— START OF PAGE EXCERPT —

Having retired recently I have the time to energetically work
with you and others on such an interesting project. The use of
field investigation that are local as well as anywhere else
would be especially useful to those who will use the final
version of our collaboration.
Paul
On Mon, 15 Nov 2010 09:22:27 -0800
"Dawes, Ralph" <[log in to unmask]> wrote:
Care to contribute to an open educational resource for
introducing
college students to physical geology? In other words, help
write and
edit a free and open online textbook for Geology 101?
You have probably heard about open educational resources.
Besides being
easily found on the Web, the key criteria for an open
educational
resource (OER) are that it:
1. Is free of charge.
2. Is copyrighted for free use (or free with
attribution), including
use in altered, edited, and excerpted forms.
3. Requires no login, registration, or user information
to be
accessed.

— END OF PAGE EXCERPT —
— START OF DATASET CONTENT —

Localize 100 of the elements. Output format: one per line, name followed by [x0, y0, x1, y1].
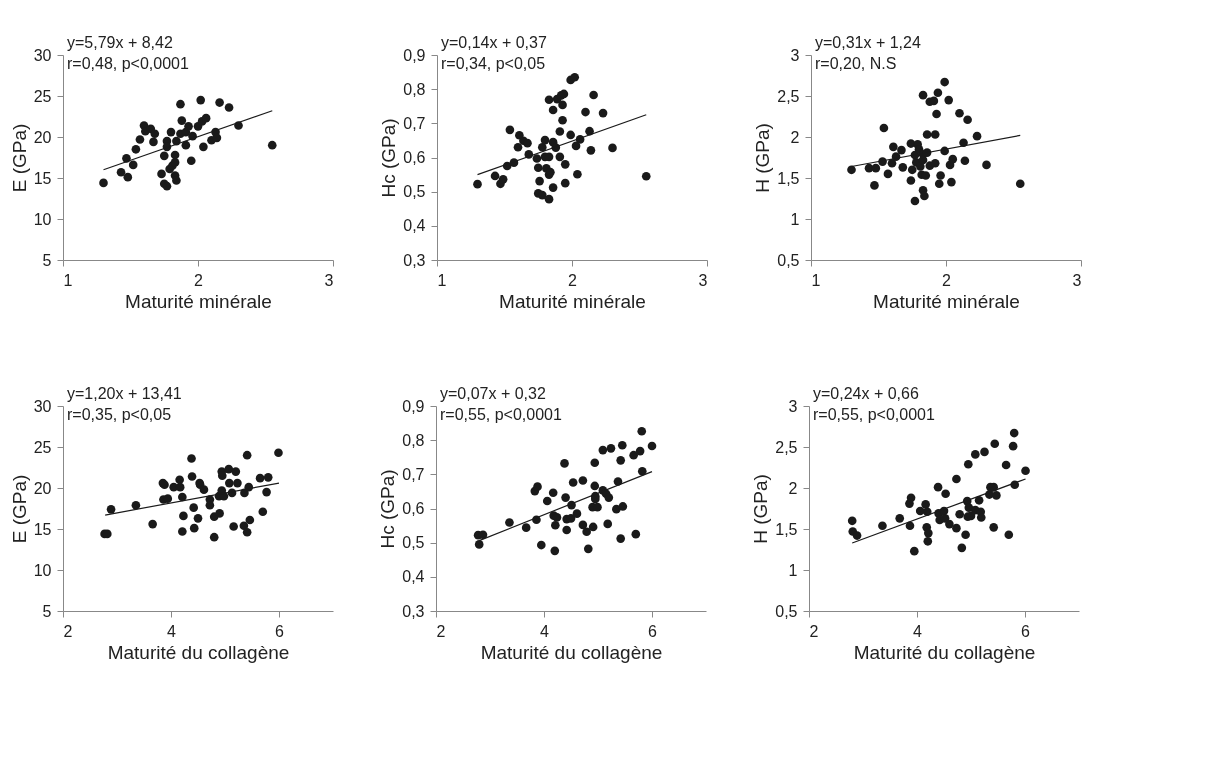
y-tick-label: 0,3	[403, 251, 426, 269]
point	[201, 113, 211, 123]
point	[616, 456, 626, 465]
point	[631, 529, 641, 539]
y-axis-title: Hc (GPa)	[378, 118, 400, 198]
point	[980, 447, 989, 457]
x-tick-label: 2	[194, 271, 204, 289]
point	[215, 98, 224, 107]
annotation: r=0,48, p<0,0001	[67, 55, 189, 72]
x-axis-title: Maturité minérale	[499, 290, 646, 312]
point	[895, 514, 905, 523]
point	[242, 450, 252, 460]
point	[616, 534, 626, 543]
point	[604, 493, 614, 502]
y-tick-label: 0,6	[402, 500, 425, 517]
point	[187, 472, 197, 481]
point	[179, 511, 188, 521]
y-axis-title: H (GPa)	[752, 123, 774, 193]
text: y=0,24x + 0,66	[813, 385, 919, 402]
point	[123, 172, 133, 182]
point	[473, 179, 482, 189]
y-tick-label: 0,5	[403, 183, 426, 201]
point	[566, 130, 575, 140]
point	[957, 543, 967, 553]
y-tick-label: 2	[790, 128, 800, 146]
y-tick-label: 0,8	[402, 431, 425, 449]
x-tick-label: 2	[63, 622, 73, 640]
point	[933, 482, 943, 492]
y-tick-label: 5	[42, 251, 52, 269]
y-tick-label: 0,6	[403, 149, 426, 166]
point	[921, 500, 930, 509]
point	[544, 194, 554, 204]
annotation: r=0,55, p<0,0001	[813, 406, 935, 423]
point	[99, 178, 108, 188]
y-axis-title: H (GPa)	[750, 474, 772, 544]
point	[929, 96, 939, 106]
y-tick-label: 25	[33, 438, 52, 456]
x-tick-label: 3	[324, 271, 334, 289]
point	[936, 171, 945, 180]
point	[961, 530, 970, 540]
point	[209, 532, 219, 542]
point	[148, 519, 157, 529]
point	[474, 540, 484, 549]
text: y=1,20x + 13,41	[67, 385, 182, 402]
point	[172, 176, 181, 185]
point	[963, 459, 973, 469]
point	[905, 521, 915, 531]
point	[572, 509, 582, 518]
point	[116, 167, 126, 177]
y-tick-label: 1,5	[775, 520, 798, 538]
y-tick-label: 0,4	[402, 568, 425, 586]
point	[135, 135, 145, 144]
point	[233, 478, 242, 488]
point	[586, 146, 596, 155]
point	[593, 502, 602, 512]
x-tick-label: 1	[811, 271, 821, 289]
point	[562, 525, 572, 535]
point	[560, 178, 570, 188]
point	[947, 177, 956, 187]
point	[945, 519, 954, 529]
y-tick-label: 15	[33, 520, 52, 538]
point	[571, 141, 581, 151]
point	[193, 514, 203, 523]
point	[186, 156, 196, 166]
point	[588, 522, 598, 532]
point	[178, 492, 187, 502]
point	[234, 121, 243, 130]
point	[589, 90, 598, 100]
point	[944, 95, 954, 105]
y-tick-label: 0,7	[402, 465, 425, 483]
point	[505, 125, 515, 135]
point	[578, 520, 588, 530]
point	[128, 160, 138, 170]
point	[159, 151, 169, 161]
point	[555, 152, 565, 162]
point	[176, 99, 185, 109]
x-tick-label: 3	[698, 271, 708, 289]
point	[617, 440, 627, 450]
point	[578, 476, 588, 485]
y-tick-label: 0,5	[775, 602, 798, 620]
point	[189, 523, 199, 533]
point	[992, 491, 1001, 500]
point	[920, 191, 929, 201]
point	[590, 481, 600, 491]
point	[598, 445, 608, 455]
point	[258, 507, 268, 517]
point	[921, 171, 931, 180]
point	[175, 475, 184, 485]
point	[970, 450, 980, 459]
point	[930, 130, 940, 139]
x-tick-label: 2	[568, 271, 578, 289]
y-tick-label: 2	[788, 479, 798, 497]
point	[231, 467, 241, 476]
annotation: r=0,35, p<0,05	[67, 406, 172, 423]
point	[583, 544, 593, 554]
point	[976, 513, 986, 522]
point	[521, 523, 531, 532]
y-tick-label: 2,5	[777, 87, 800, 105]
annotation: r=0,20, N.S	[815, 55, 897, 72]
point	[560, 160, 570, 169]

— END OF DATASET CONTENT —

**YOUR TASKS:**
**a)** In the geology textbook email, what is the first key criterion listed for an open educational resource?
**b)** Copy the passage of the geology textbook email from "Having retired recently" to "of our collaboration." word for word.
Work from the geology textbook email alone and leave the data aside.

**THE RESULTS:**
**a)** It is free of charge.

**b)**
Having retired recently I have the time to energetically work
with you and others on such an interesting project. The use of
field investigation that are local as well as anywhere else
would be especially useful to those who will use the final
version of our collaboration.